**WHAT YOU WILL DO**
Every entry must be given again exactly.

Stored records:
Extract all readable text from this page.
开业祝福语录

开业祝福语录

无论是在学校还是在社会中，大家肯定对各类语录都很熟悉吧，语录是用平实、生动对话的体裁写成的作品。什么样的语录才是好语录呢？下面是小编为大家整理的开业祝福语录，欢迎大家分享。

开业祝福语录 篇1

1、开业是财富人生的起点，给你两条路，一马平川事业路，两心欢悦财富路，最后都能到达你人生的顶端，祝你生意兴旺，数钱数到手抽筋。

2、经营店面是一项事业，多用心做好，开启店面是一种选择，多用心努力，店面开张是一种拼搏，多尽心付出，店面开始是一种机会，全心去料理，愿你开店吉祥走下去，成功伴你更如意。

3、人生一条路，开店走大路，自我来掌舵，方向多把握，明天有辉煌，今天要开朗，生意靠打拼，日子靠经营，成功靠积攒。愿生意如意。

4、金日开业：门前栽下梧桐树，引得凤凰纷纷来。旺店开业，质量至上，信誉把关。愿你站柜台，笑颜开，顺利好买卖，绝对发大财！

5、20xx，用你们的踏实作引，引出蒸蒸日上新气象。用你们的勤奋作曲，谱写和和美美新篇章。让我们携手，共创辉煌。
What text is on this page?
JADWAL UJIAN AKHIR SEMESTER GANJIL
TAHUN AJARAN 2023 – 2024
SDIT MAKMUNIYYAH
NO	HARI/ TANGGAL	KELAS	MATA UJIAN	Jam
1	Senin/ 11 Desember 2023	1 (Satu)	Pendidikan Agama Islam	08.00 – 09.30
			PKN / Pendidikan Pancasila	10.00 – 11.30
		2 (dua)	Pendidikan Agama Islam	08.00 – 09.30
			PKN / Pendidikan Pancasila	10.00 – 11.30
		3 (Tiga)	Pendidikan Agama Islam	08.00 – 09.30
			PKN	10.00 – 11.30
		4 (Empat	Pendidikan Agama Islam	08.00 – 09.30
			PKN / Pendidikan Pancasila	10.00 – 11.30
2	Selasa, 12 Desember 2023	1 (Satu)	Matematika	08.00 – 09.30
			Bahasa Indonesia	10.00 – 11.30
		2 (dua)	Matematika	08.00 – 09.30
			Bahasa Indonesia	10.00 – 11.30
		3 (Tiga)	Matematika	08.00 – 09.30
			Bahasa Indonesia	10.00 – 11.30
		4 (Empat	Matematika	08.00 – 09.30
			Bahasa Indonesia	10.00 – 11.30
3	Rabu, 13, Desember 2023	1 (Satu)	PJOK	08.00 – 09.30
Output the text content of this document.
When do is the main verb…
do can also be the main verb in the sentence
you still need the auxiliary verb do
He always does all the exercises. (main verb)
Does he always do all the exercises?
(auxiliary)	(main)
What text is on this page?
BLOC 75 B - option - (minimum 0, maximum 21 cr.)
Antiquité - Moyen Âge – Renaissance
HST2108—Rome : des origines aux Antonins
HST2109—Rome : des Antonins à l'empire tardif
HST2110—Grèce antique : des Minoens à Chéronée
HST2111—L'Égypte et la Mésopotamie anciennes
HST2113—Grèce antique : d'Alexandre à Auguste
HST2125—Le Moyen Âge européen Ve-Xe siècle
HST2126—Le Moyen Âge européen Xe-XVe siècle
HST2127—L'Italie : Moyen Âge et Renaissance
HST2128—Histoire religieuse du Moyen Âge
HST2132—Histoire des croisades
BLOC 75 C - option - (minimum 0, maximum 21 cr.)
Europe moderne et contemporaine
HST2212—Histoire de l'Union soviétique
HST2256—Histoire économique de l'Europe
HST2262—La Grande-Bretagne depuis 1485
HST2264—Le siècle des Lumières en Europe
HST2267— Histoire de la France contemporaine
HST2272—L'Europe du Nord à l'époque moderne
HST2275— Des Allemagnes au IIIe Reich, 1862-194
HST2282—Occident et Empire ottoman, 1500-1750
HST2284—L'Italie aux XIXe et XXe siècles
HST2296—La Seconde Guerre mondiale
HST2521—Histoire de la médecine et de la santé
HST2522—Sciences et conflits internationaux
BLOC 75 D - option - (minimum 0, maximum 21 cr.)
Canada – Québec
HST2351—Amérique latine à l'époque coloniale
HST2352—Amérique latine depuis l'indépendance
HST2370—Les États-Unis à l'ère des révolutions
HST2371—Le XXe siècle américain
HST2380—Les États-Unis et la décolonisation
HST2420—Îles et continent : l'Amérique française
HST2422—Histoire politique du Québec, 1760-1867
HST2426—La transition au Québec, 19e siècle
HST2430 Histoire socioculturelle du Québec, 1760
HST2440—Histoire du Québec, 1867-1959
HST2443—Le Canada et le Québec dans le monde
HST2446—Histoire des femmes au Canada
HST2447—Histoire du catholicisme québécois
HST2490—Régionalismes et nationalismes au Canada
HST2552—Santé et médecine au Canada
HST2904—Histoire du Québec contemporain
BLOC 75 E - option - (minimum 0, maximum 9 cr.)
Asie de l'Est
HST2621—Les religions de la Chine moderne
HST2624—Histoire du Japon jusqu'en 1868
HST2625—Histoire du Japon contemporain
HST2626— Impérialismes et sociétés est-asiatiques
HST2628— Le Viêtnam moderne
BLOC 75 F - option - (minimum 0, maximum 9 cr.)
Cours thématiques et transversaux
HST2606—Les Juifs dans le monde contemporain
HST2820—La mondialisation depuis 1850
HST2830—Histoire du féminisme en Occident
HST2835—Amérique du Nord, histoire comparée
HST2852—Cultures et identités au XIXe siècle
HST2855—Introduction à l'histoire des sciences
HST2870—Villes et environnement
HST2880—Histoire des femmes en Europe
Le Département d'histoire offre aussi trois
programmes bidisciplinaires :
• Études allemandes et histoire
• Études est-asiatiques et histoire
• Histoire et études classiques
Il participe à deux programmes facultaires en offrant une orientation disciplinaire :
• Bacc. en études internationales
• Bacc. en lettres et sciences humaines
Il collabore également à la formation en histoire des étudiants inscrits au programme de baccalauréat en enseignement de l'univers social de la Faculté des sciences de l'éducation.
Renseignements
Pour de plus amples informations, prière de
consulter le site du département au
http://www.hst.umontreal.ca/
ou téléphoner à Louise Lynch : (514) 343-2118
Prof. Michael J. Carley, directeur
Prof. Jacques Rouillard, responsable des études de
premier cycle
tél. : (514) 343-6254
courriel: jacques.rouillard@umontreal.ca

**OUTPUT OF THE EXERCISE**
Extract all readable text from this page.
开业祝福语录

开业祝福语录

无论是在学校还是在社会中，大家肯定对各类语录都很熟悉吧，语录是用平实、生动对话的体裁写成的作品。什么样的语录才是好语录呢？下面是小编为大家整理的开业祝福语录，欢迎大家分享。

开业祝福语录 篇1

1、开业是财富人生的起点，给你两条路，一马平川事业路，两心欢悦财富路，最后都能到达你人生的顶端，祝你生意兴旺，数钱数到手抽筋。

2、经营店面是一项事业，多用心做好，开启店面是一种选择，多用心努力，店面开张是一种拼搏，多尽心付出，店面开始是一种机会，全心去料理，愿你开店吉祥走下去，成功伴你更如意。

3、人生一条路，开店走大路，自我来掌舵，方向多把握，明天有辉煌，今天要开朗，生意靠打拼，日子靠经营，成功靠积攒。愿生意如意。

4、金日开业：门前栽下梧桐树，引得凤凰纷纷来。旺店开业，质量至上，信誉把关。愿你站柜台，笑颜开，顺利好买卖，绝对发大财！

5、20xx，用你们的踏实作引，引出蒸蒸日上新气象。用你们的勤奋作曲，谱写和和美美新篇章。让我们携手，共创辉煌。
What text is on this page?
JADWAL UJIAN AKHIR SEMESTER GANJIL
TAHUN AJARAN 2023 – 2024
SDIT MAKMUNIYYAH
NO	HARI/ TANGGAL	KELAS	MATA UJIAN	Jam
1	Senin/ 11 Desember 2023	1 (Satu)	Pendidikan Agama Islam	08.00 – 09.30
			PKN / Pendidikan Pancasila	10.00 – 11.30
		2 (dua)	Pendidikan Agama Islam	08.00 – 09.30
			PKN / Pendidikan Pancasila	10.00 – 11.30
		3 (Tiga)	Pendidikan Agama Islam	08.00 – 09.30
			PKN	10.00 – 11.30
		4 (Empat	Pendidikan Agama Islam	08.00 – 09.30
			PKN / Pendidikan Pancasila	10.00 – 11.30
2	Selasa, 12 Desember 2023	1 (Satu)	Matematika	08.00 – 09.30
			Bahasa Indonesia	10.00 – 11.30
		2 (dua)	Matematika	08.00 – 09.30
			Bahasa Indonesia	10.00 – 11.30
		3 (Tiga)	Matematika	08.00 – 09.30
			Bahasa Indonesia	10.00 – 11.30
		4 (Empat	Matematika	08.00 – 09.30
			Bahasa Indonesia	10.00 – 11.30
3	Rabu, 13, Desember 2023	1 (Satu)	PJOK	08.00 – 09.30
Output the text content of this document.
When do is the main verb…
do can also be the main verb in the sentence
you still need the auxiliary verb do
He always does all the exercises. (main verb)
Does he always do all the exercises?
(auxiliary)	(main)
What text is on this page?
BLOC 75 B - option - (minimum 0, maximum 21 cr.)
Antiquité - Moyen Âge – Renaissance
HST2108—Rome : des origines aux Antonins
HST2109—Rome : des Antonins à l'empire tardif
HST2110—Grèce antique : des Minoens à Chéronée
HST2111—L'Égypte et la Mésopotamie anciennes
HST2113—Grèce antique : d'Alexandre à Auguste
HST2125—Le Moyen Âge européen Ve-Xe siècle
HST2126—Le Moyen Âge européen Xe-XVe siècle
HST2127—L'Italie : Moyen Âge et Renaissance
HST2128—Histoire religieuse du Moyen Âge
HST2132—Histoire des croisades
BLOC 75 C - option - (minimum 0, maximum 21 cr.)
Europe moderne et contemporaine
HST2212—Histoire de l'Union soviétique
HST2256—Histoire économique de l'Europe
HST2262—La Grande-Bretagne depuis 1485
HST2264—Le siècle des Lumières en Europe
HST2267— Histoire de la France contemporaine
HST2272—L'Europe du Nord à l'époque moderne
HST2275— Des Allemagnes au IIIe Reich, 1862-194
HST2282—Occident et Empire ottoman, 1500-1750
HST2284—L'Italie aux XIXe et XXe siècles
HST2296—La Seconde Guerre mondiale
HST2521—Histoire de la médecine et de la santé
HST2522—Sciences et conflits internationaux
BLOC 75 D - option - (minimum 0, maximum 21 cr.)
Canada – Québec
HST2351—Amérique latine à l'époque coloniale
HST2352—Amérique latine depuis l'indépendance
HST2370—Les États-Unis à l'ère des révolutions
HST2371—Le XXe siècle américain
HST2380—Les États-Unis et la décolonisation
HST2420—Îles et continent : l'Amérique française
HST2422—Histoire politique du Québec, 1760-1867
HST2426—La transition au Québec, 19e siècle
HST2430 Histoire socioculturelle du Québec, 1760
HST2440—Histoire du Québec, 1867-1959
HST2443—Le Canada et le Québec dans le monde
HST2446—Histoire des femmes au Canada
HST2447—Histoire du catholicisme québécois
HST2490—Régionalismes et nationalismes au Canada
HST2552—Santé et médecine au Canada
HST2904—Histoire du Québec contemporain
BLOC 75 E - option - (minimum 0, maximum 9 cr.)
Asie de l'Est
HST2621—Les religions de la Chine moderne
HST2624—Histoire du Japon jusqu'en 1868
HST2625—Histoire du Japon contemporain
HST2626— Impérialismes et sociétés est-asiatiques
HST2628— Le Viêtnam moderne
BLOC 75 F - option - (minimum 0, maximum 9 cr.)
Cours thématiques et transversaux
HST2606—Les Juifs dans le monde contemporain
HST2820—La mondialisation depuis 1850
HST2830—Histoire du féminisme en Occident
HST2835—Amérique du Nord, histoire comparée
HST2852—Cultures et identités au XIXe siècle
HST2855—Introduction à l'histoire des sciences
HST2870—Villes et environnement
HST2880—Histoire des femmes en Europe
Le Département d'histoire offre aussi trois
programmes bidisciplinaires :
• Études allemandes et histoire
• Études est-asiatiques et histoire
• Histoire et études classiques
Il participe à deux programmes facultaires en offrant une orientation disciplinaire :
• Bacc. en études internationales
• Bacc. en lettres et sciences humaines
Il collabore également à la formation en histoire des étudiants inscrits au programme de baccalauréat en enseignement de l'univers social de la Faculté des sciences de l'éducation.
Renseignements
Pour de plus amples informations, prière de
consulter le site du département au
http://www.hst.umontreal.ca/
ou téléphoner à Louise Lynch : (514) 343-2118
Prof. Michael J. Carley, directeur
Prof. Jacques Rouillard, responsable des études de
premier cycle
tél. : (514) 343-6254
courriel: jacques.rouillard@umontreal.ca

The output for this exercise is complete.